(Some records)

┄┄┄┄┄┄┄┄┄┄┄┄┄┄┄┄┄┄┄┄

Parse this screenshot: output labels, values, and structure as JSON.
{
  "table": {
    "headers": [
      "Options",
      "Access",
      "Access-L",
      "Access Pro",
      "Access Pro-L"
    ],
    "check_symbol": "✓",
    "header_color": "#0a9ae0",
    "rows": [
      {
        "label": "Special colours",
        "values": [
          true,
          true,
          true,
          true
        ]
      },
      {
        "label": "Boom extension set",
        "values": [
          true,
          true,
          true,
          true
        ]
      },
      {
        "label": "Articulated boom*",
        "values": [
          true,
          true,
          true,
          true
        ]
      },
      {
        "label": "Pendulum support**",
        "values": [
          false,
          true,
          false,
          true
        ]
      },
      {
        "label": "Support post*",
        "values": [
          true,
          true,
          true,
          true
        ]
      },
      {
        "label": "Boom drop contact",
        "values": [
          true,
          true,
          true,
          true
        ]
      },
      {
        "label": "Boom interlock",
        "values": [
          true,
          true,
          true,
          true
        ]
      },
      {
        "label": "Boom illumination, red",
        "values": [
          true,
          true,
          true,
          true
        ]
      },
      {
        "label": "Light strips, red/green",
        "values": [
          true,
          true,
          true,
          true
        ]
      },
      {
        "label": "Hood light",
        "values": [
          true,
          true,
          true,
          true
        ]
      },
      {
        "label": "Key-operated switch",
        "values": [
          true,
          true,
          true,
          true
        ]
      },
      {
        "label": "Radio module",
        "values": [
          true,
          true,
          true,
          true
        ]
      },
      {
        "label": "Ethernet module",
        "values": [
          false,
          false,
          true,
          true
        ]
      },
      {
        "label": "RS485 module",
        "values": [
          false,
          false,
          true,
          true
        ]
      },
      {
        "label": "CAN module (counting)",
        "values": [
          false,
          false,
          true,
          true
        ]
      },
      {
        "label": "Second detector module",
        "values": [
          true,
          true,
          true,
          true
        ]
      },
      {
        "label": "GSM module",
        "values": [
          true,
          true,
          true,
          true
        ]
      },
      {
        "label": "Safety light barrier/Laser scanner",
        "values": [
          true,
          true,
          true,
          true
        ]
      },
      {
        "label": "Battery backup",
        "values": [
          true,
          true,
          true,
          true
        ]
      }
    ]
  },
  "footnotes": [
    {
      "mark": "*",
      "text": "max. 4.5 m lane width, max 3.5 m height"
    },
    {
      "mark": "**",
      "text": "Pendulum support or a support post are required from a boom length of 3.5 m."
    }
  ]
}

┄┄┄┄┄┄┄┄┄┄┄┄┄┄┄┄┄┄┄┄

Exercise: Repeat the listing in full, keeping every line exactly as it is.

Final result:
Parse this screenshot: output labels, values, and structure as JSON.
{
  "table": {
    "headers": [
      "Options",
      "Access",
      "Access-L",
      "Access Pro",
      "Access Pro-L"
    ],
    "check_symbol": "✓",
    "header_color": "#0a9ae0",
    "rows": [
      {
        "label": "Special colours",
        "values": [
          true,
          true,
          true,
          true
        ]
      },
      {
        "label": "Boom extension set",
        "values": [
          true,
          true,
          true,
          true
        ]
      },
      {
        "label": "Articulated boom*",
        "values": [
          true,
          true,
          true,
          true
        ]
      },
      {
        "label": "Pendulum support**",
        "values": [
          false,
          true,
          false,
          true
        ]
      },
      {
        "label": "Support post*",
        "values": [
          true,
          true,
          true,
          true
        ]
      },
      {
        "label": "Boom drop contact",
        "values": [
          true,
          true,
          true,
          true
        ]
      },
      {
        "label": "Boom interlock",
        "values": [
          true,
          true,
          true,
          true
        ]
      },
      {
        "label": "Boom illumination, red",
        "values": [
          true,
          true,
          true,
          true
        ]
      },
      {
        "label": "Light strips, red/green",
        "values": [
          true,
          true,
          true,
          true
        ]
      },
      {
        "label": "Hood light",
        "values": [
          true,
          true,
          true,
          true
        ]
      },
      {
        "label": "Key-operated switch",
        "values": [
          true,
          true,
          true,
          true
        ]
      },
      {
        "label": "Radio module",
        "values": [
          true,
          true,
          true,
          true
        ]
      },
      {
        "label": "Ethernet module",
        "values": [
          false,
          false,
          true,
          true
        ]
      },
      {
        "label": "RS485 module",
        "values": [
          false,
          false,
          true,
          true
        ]
      },
      {
        "label": "CAN module (counting)",
        "values": [
          false,
          false,
          true,
          true
        ]
      },
      {
        "label": "Second detector module",
        "values": [
          true,
          true,
          true,
          true
        ]
      },
      {
        "label": "GSM module",
        "values": [
          true,
          true,
          true,
          true
        ]
      },
      {
        "label": "Safety light barrier/Laser scanner",
        "values": [
          true,
          true,
          true,
          true
        ]
      },
      {
        "label": "Battery backup",
        "values": [
          true,
          true,
          true,
          true
        ]
      }
    ]
  },
  "footnotes": [
    {
      "mark": "*",
      "text": "max. 4.5 m lane width, max 3.5 m height"
    },
    {
      "mark": "**",
      "text": "Pendulum support or a support post are required from a boom length of 3.5 m."
    }
  ]
}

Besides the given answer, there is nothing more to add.